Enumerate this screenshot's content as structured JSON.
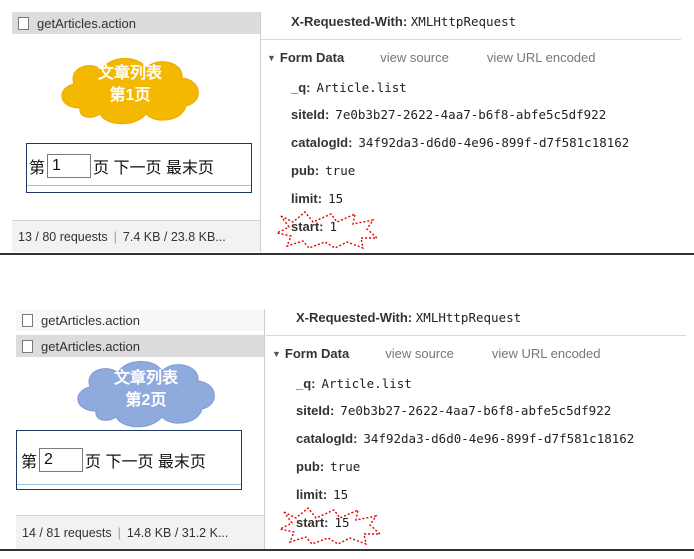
{
  "panels": [
    {
      "requests": [
        "getArticles.action"
      ],
      "cloud": {
        "line1": "文章列表",
        "line2": "第1页",
        "color": "#f5b800"
      },
      "pager": {
        "prefix": "第",
        "page": "1",
        "suffix": "页 下一页 最末页"
      },
      "status": {
        "requests": "13 / 80 requests",
        "size": "7.4 KB / 23.8 KB..."
      },
      "header": {
        "key": "X-Requested-With:",
        "value": "XMLHttpRequest"
      },
      "form": {
        "title": "Form Data",
        "view_source": "view source",
        "view_url": "view URL encoded"
      },
      "params": [
        {
          "key": "_q:",
          "value": "Article.list"
        },
        {
          "key": "siteId:",
          "value": "7e0b3b27-2622-4aa7-b6f8-abfe5c5df922"
        },
        {
          "key": "catalogId:",
          "value": "34f92da3-d6d0-4e96-899f-d7f581c18162"
        },
        {
          "key": "pub:",
          "value": "true"
        },
        {
          "key": "limit:",
          "value": "15"
        },
        {
          "key": "start:",
          "value": "1"
        }
      ]
    },
    {
      "requests": [
        "getArticles.action",
        "getArticles.action"
      ],
      "cloud": {
        "line1": "文章列表",
        "line2": "第2页",
        "color": "#8faadc"
      },
      "pager": {
        "prefix": "第",
        "page": "2",
        "suffix": "页 下一页 最末页"
      },
      "status": {
        "requests": "14 / 81 requests",
        "size": "14.8 KB / 31.2 K..."
      },
      "header": {
        "key": "X-Requested-With:",
        "value": "XMLHttpRequest"
      },
      "form": {
        "title": "Form Data",
        "view_source": "view source",
        "view_url": "view URL encoded"
      },
      "params": [
        {
          "key": "_q:",
          "value": "Article.list"
        },
        {
          "key": "siteId:",
          "value": "7e0b3b27-2622-4aa7-b6f8-abfe5c5df922"
        },
        {
          "key": "catalogId:",
          "value": "34f92da3-d6d0-4e96-899f-d7f581c18162"
        },
        {
          "key": "pub:",
          "value": "true"
        },
        {
          "key": "limit:",
          "value": "15"
        },
        {
          "key": "start:",
          "value": "15"
        }
      ]
    }
  ],
  "highlight_color": "#e00000"
}
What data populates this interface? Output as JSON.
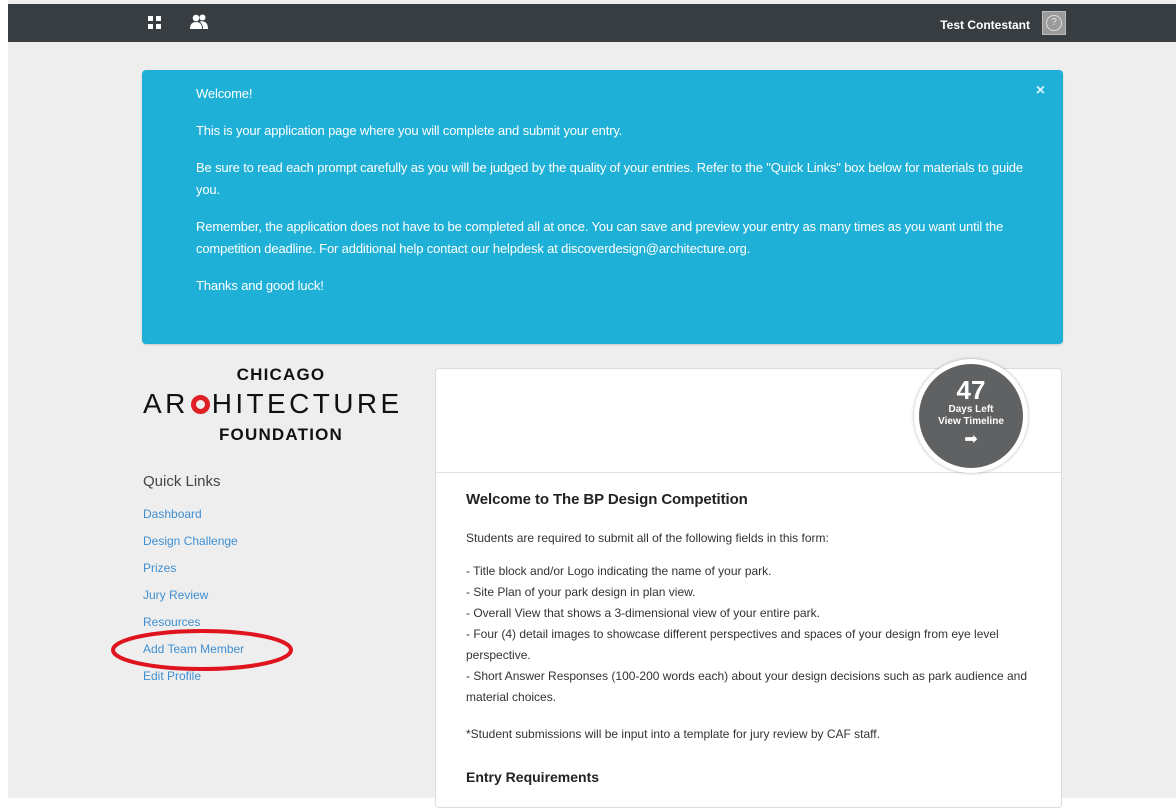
{
  "topbar": {
    "grid_icon": "grid-icon",
    "users_icon": "users-icon",
    "user_name": "Test Contestant",
    "help_label": "?"
  },
  "alert": {
    "paragraphs": [
      "Welcome!",
      "This is your application page where you will complete and submit your entry.",
      "Be sure to read each prompt carefully as you will be judged by the quality of your entries. Refer to the \"Quick Links\" box below for materials to guide you.",
      "Remember, the application does not have to be completed all at once. You can save and preview your entry as many times as you want until the competition deadline. For additional help contact our helpdesk at discoverdesign@architecture.org.",
      "Thanks and good luck!"
    ],
    "close_label": "×"
  },
  "logo": {
    "line1": "CHICAGO",
    "line2_pre": "AR",
    "line2_post": "HITECTURE",
    "line3": "FOUNDATION",
    "accent_color": "#e02027"
  },
  "quick_links": {
    "heading": "Quick Links",
    "items": [
      {
        "label": "Dashboard"
      },
      {
        "label": "Design Challenge"
      },
      {
        "label": "Prizes"
      },
      {
        "label": "Jury Review"
      },
      {
        "label": "Resources"
      },
      {
        "label": "Add Team Member"
      },
      {
        "label": "Edit Profile"
      }
    ]
  },
  "timeline": {
    "days": "47",
    "days_label": "Days Left",
    "link_label": "View Timeline",
    "arrow": "➡"
  },
  "content": {
    "title": "Welcome to The BP Design Competition",
    "intro": "Students are required to submit all of the following fields in this form:",
    "requirements": [
      "- Title block and/or Logo indicating the name of your park.",
      "- Site Plan of your park design in plan view.",
      "- Overall View that shows a 3-dimensional view of your entire park.",
      "- Four (4) detail images to showcase different perspectives and spaces of your design from eye level perspective.",
      "- Short Answer Responses (100-200 words each) about your design decisions such as park audience and material choices."
    ],
    "footnote": "*Student submissions will be input into a template for jury review by CAF staff.",
    "section_heading": "Entry Requirements"
  },
  "colors": {
    "topbar": "#383d42",
    "alert": "#1fb0d8",
    "link": "#3f8fd2",
    "highlight": "#e0141e"
  }
}
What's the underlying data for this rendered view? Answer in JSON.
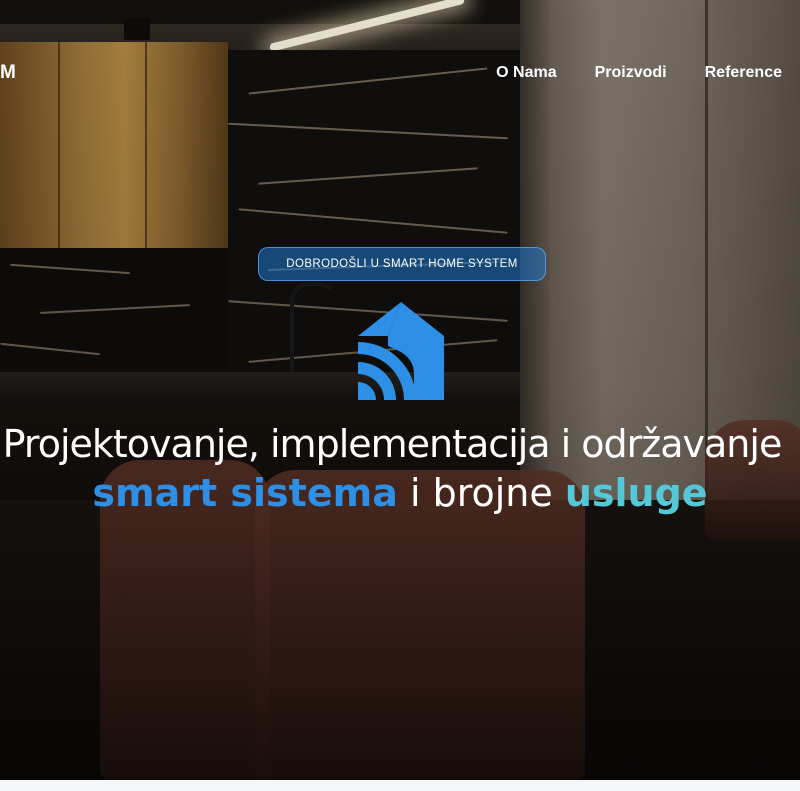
{
  "header": {
    "logo_fragment": "M",
    "nav": [
      {
        "label": "O Nama"
      },
      {
        "label": "Proizvodi"
      },
      {
        "label": "Reference"
      }
    ]
  },
  "hero": {
    "badge": "DOBRODOŠLI U SMART HOME SYSTEM",
    "headline_line1": "Projektovanje, implementacija i održavanje",
    "headline_line2_part1": "smart sistema",
    "headline_line2_part2": " i brojne ",
    "headline_line2_part3": "usluge",
    "icon": "smart-home-wifi-icon"
  },
  "colors": {
    "accent_blue": "#2d8fe6",
    "accent_teal": "#55c8d8",
    "badge_bg": "#1e78d2",
    "text": "#ffffff"
  }
}
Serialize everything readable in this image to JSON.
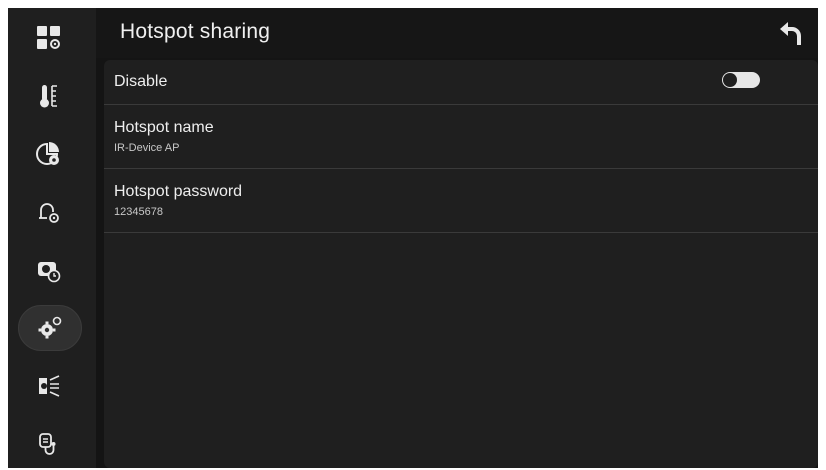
{
  "header": {
    "title": "Hotspot sharing",
    "back_icon": "back-arrow-icon"
  },
  "sidebar": {
    "items": [
      {
        "icon": "dashboard-settings-icon"
      },
      {
        "icon": "thermometer-icon"
      },
      {
        "icon": "pie-chart-settings-icon"
      },
      {
        "icon": "alarm-bell-settings-icon"
      },
      {
        "icon": "camera-timer-icon"
      },
      {
        "icon": "gear-settings-icon",
        "active": true
      },
      {
        "icon": "thermal-scan-icon"
      },
      {
        "icon": "medical-stethoscope-icon"
      }
    ]
  },
  "settings": {
    "disable": {
      "label": "Disable",
      "toggle_on": false
    },
    "hotspot_name": {
      "label": "Hotspot name",
      "value": "IR-Device AP"
    },
    "hotspot_password": {
      "label": "Hotspot password",
      "value": "12345678"
    }
  },
  "colors": {
    "background": "#141414",
    "panel": "#1f1f1f",
    "text": "#eeeeee",
    "accent": "#e6e6e6"
  }
}
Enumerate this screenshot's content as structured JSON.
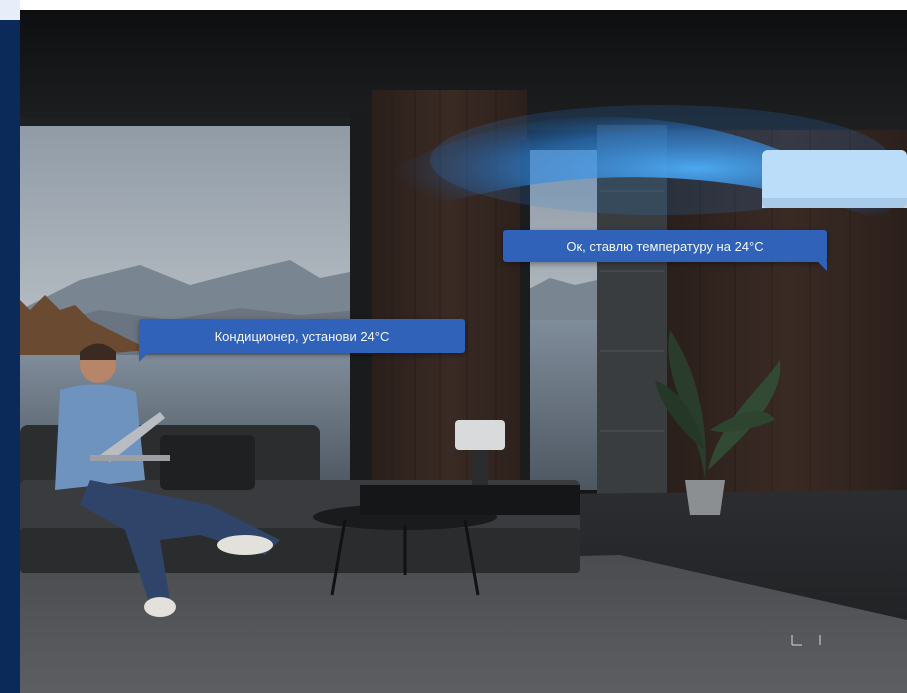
{
  "speech_bubbles": {
    "user_command": "Кондиционер, установи 24°C",
    "assistant_reply": "Ок, ставлю температуру на 24°C"
  },
  "scene": {
    "description_icons": [
      "air-conditioner-icon",
      "sofa-icon",
      "laptop-icon",
      "plant-icon",
      "lamp-icon",
      "coffee-table-icon"
    ]
  },
  "colors": {
    "bubble": "#2f62b8",
    "side_strip": "#0b2a5a",
    "airflow": "#3ea6ff"
  }
}
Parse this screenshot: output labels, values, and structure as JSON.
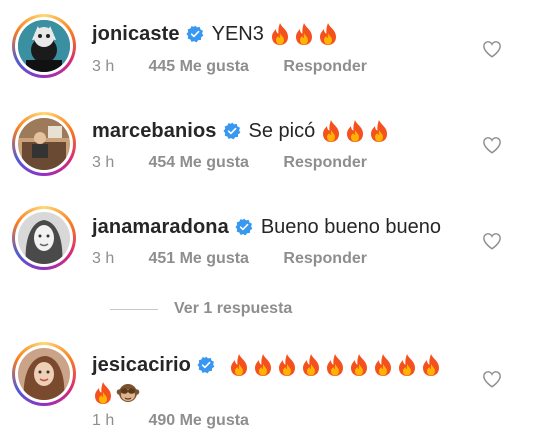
{
  "comments": [
    {
      "username": "jonicaste",
      "text": "YEN3",
      "fire_count": 3,
      "time": "3 h",
      "likes": "445 Me gusta",
      "reply": "Responder"
    },
    {
      "username": "marcebanios",
      "text": "Se picó",
      "fire_count": 3,
      "time": "3 h",
      "likes": "454 Me gusta",
      "reply": "Responder"
    },
    {
      "username": "janamaradona",
      "text": "Bueno bueno bueno",
      "fire_count": 0,
      "time": "3 h",
      "likes": "451 Me gusta",
      "reply": "Responder",
      "view_replies": "Ver 1 respuesta"
    },
    {
      "username": "jesicacirio",
      "text": "",
      "fire_count": 10,
      "extra_emoji": "see-no-evil-monkey",
      "time": "1 h",
      "likes": "490 Me gusta",
      "reply": ""
    }
  ],
  "colors": {
    "primary_text": "#262626",
    "secondary_text": "#8e8e8e",
    "verified_blue": "#3897f0",
    "heart_outline": "#8e8e8e"
  },
  "icons": [
    "verified-badge-icon",
    "fire-emoji-icon",
    "heart-outline-icon",
    "see-no-evil-monkey-icon"
  ]
}
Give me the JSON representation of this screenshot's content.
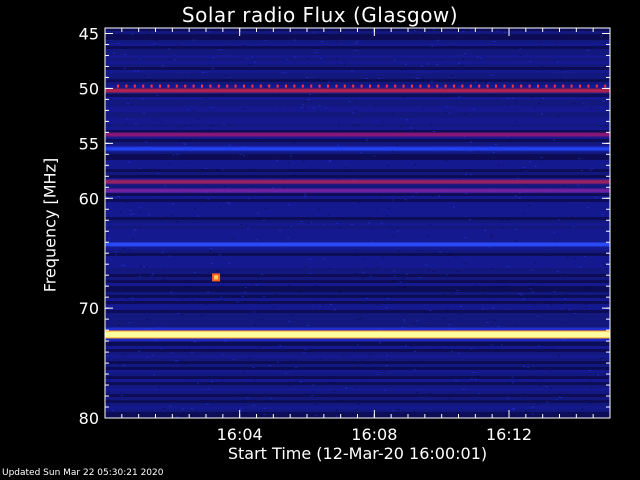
{
  "chart_data": {
    "type": "heatmap",
    "title": "Solar radio Flux (Glasgow)",
    "xlabel": "Start Time (12-Mar-20 16:00:01)",
    "ylabel": "Frequency [MHz]",
    "xlim_minutes": [
      0,
      15
    ],
    "ylim_mhz": [
      44.5,
      80
    ],
    "y_inverted": true,
    "x_ticks": [
      {
        "label": "16:04",
        "minute": 4
      },
      {
        "label": "16:08",
        "minute": 8
      },
      {
        "label": "16:12",
        "minute": 12
      }
    ],
    "y_ticks": [
      45,
      50,
      55,
      60,
      70,
      80
    ],
    "colormap": [
      "#000010",
      "#10106a",
      "#1a20c8",
      "#3050ff",
      "#8020a0",
      "#c03060",
      "#ff8000",
      "#ffff80",
      "#ffffff"
    ],
    "background_color": "#10106a",
    "bands": [
      {
        "freq_mhz": 50.2,
        "intensity": "medium-high",
        "color": "#b02050",
        "dotted": true
      },
      {
        "freq_mhz": 54.2,
        "intensity": "medium",
        "color": "#8a1878"
      },
      {
        "freq_mhz": 55.5,
        "intensity": "low-medium",
        "color": "#2040f0"
      },
      {
        "freq_mhz": 58.5,
        "intensity": "medium",
        "color": "#9a2060"
      },
      {
        "freq_mhz": 59.3,
        "intensity": "low-medium",
        "color": "#7020a0"
      },
      {
        "freq_mhz": 64.2,
        "intensity": "low-medium",
        "color": "#2a4cff"
      },
      {
        "freq_mhz": 72.4,
        "intensity": "very-high",
        "color": "#ffffa0"
      }
    ],
    "spots": [
      {
        "minute": 3.3,
        "freq_mhz": 67.2,
        "intensity": "high",
        "color": "#ffd060"
      }
    ]
  },
  "footer": "Updated Sun Mar 22 05:30:21 2020"
}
⁂
STATED TASK ->
In the entries above, how many lines hold the word "gusta"? State the number and nothing else.

COMPLETE OUTPUT ->
4